Document segment -
╭──

Whilst this trek’s central theme is Yengo National Park
, there is much more the visitor can experience as you make your way from Wiseman’s Ferry, crossing the Hawkesbury River by ferry, before arriving at St Alban’s. St Alban’s is an historic settlement where the Settlers Arms Inn is the focal point for most visitors. As you leave St Alban’s take the time to have a stroll through the cemetery which is well kept and not far from the Inn.
After St Alban’s the road meanders through the St Alban’s common before climbing towards Mogo camping area near where you can view sections of the old convict road.
The trek takes you on a short trip down the bitumen to Yango Creek Road, just before the village of Laguna, and this will eventually lead you into the Park proper with the trek doing a circuitous route taking in the Burragurra Aboriginal Site and Finchley Aboriginal Site before taking you past some horse studs and vineyards before arriving at Wollombi.

╰──

Written instruction a - Copy out the rows word for word, everything from the very first row down to the row that contains "country-border [1031, 220, 1099, 228]", with both ends included.

Given entries -
╭──

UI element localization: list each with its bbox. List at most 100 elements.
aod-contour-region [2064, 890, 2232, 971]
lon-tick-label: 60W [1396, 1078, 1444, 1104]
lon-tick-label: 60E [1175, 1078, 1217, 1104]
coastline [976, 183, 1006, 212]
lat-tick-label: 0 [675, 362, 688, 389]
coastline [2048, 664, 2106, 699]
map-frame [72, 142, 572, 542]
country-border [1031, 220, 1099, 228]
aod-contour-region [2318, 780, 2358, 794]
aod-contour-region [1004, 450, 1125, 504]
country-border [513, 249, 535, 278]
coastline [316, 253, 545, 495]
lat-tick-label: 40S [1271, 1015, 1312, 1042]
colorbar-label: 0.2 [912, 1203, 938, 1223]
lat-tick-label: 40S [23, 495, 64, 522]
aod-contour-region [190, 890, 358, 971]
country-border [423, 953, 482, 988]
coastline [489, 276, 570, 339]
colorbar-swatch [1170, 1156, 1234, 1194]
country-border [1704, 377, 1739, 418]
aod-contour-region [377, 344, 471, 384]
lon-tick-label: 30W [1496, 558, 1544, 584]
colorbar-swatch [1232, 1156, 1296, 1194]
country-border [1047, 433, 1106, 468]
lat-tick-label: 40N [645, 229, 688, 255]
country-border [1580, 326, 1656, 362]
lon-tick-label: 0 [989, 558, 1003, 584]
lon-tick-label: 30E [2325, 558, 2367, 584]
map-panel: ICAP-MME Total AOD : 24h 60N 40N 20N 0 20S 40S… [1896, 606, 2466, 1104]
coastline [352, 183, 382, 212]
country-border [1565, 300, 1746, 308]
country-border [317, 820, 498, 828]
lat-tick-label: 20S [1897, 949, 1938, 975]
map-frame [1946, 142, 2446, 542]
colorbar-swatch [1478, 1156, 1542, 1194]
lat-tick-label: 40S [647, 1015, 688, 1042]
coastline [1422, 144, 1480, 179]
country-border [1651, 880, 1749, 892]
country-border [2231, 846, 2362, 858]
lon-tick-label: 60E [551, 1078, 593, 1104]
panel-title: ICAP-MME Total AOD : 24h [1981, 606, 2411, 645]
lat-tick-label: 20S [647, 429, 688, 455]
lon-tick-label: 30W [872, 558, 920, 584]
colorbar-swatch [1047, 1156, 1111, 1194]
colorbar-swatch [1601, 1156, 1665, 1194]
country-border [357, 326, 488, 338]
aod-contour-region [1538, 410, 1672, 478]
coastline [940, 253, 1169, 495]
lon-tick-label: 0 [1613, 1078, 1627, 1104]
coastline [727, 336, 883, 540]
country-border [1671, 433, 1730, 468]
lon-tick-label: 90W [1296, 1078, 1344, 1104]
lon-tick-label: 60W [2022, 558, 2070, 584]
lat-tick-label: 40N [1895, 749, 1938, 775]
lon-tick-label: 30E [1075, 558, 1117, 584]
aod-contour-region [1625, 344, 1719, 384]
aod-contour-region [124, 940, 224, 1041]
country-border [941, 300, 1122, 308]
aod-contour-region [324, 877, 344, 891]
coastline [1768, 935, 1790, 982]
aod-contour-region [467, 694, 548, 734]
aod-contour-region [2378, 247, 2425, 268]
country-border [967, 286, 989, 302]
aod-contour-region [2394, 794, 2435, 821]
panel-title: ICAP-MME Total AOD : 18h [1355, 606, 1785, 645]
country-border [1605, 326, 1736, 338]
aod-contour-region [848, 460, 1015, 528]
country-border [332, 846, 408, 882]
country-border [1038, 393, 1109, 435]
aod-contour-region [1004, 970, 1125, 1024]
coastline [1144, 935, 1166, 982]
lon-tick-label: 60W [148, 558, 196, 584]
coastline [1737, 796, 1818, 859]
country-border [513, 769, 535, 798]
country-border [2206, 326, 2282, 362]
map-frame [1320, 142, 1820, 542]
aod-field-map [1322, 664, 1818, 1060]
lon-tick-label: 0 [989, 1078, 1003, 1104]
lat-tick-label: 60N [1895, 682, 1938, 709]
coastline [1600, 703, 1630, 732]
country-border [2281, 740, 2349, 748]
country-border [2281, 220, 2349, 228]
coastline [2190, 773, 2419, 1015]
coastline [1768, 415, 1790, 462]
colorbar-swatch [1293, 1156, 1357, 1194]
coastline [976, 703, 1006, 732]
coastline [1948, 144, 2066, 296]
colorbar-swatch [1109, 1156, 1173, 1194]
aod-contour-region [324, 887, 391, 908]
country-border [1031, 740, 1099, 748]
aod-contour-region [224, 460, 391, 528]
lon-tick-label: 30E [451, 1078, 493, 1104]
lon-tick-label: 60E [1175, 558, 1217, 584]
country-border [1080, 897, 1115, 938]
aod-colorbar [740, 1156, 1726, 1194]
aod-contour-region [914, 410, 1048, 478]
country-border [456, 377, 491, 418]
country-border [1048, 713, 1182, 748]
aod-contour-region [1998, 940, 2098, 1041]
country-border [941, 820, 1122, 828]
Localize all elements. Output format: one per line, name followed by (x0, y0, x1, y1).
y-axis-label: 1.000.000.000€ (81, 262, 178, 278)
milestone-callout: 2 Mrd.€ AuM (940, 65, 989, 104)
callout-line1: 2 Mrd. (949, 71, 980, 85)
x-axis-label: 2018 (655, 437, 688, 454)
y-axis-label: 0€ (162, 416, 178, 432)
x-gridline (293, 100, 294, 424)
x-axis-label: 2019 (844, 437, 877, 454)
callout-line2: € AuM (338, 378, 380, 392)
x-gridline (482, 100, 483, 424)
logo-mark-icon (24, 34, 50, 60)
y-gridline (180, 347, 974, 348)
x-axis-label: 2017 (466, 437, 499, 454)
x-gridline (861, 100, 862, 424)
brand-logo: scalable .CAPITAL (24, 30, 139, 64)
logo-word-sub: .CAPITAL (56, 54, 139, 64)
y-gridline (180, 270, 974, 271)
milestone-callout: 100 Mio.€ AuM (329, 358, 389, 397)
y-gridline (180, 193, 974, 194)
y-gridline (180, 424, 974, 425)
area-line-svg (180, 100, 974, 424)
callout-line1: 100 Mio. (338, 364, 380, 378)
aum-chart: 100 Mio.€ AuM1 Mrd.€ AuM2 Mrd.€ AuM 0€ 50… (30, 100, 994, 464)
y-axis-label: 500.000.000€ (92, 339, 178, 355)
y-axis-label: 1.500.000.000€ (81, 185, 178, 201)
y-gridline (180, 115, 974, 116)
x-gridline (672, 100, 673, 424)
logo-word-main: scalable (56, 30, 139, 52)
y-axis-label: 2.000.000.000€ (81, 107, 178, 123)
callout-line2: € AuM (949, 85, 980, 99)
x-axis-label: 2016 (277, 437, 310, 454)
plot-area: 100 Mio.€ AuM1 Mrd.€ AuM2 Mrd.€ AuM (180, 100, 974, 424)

╰──

Written instruction b - Give the passage of the trek description again, everything from "After St Alban’s" down to "old convict road.", but replace "Mogo camping area" with "Mogo campground".

Worked solution a -
UI element localization: list each with its bbox. List at most 100 elements.
aod-contour-region [2064, 890, 2232, 971]
lon-tick-label: 60W [1396, 1078, 1444, 1104]
lon-tick-label: 60E [1175, 1078, 1217, 1104]
coastline [976, 183, 1006, 212]
lat-tick-label: 0 [675, 362, 688, 389]
coastline [2048, 664, 2106, 699]
map-frame [72, 142, 572, 542]
country-border [1031, 220, 1099, 228]

Worked solution b -
After St Alban’s the road meanders through the St Alban’s common before climbing towards Mogo campground near where you can view sections of the old convict road.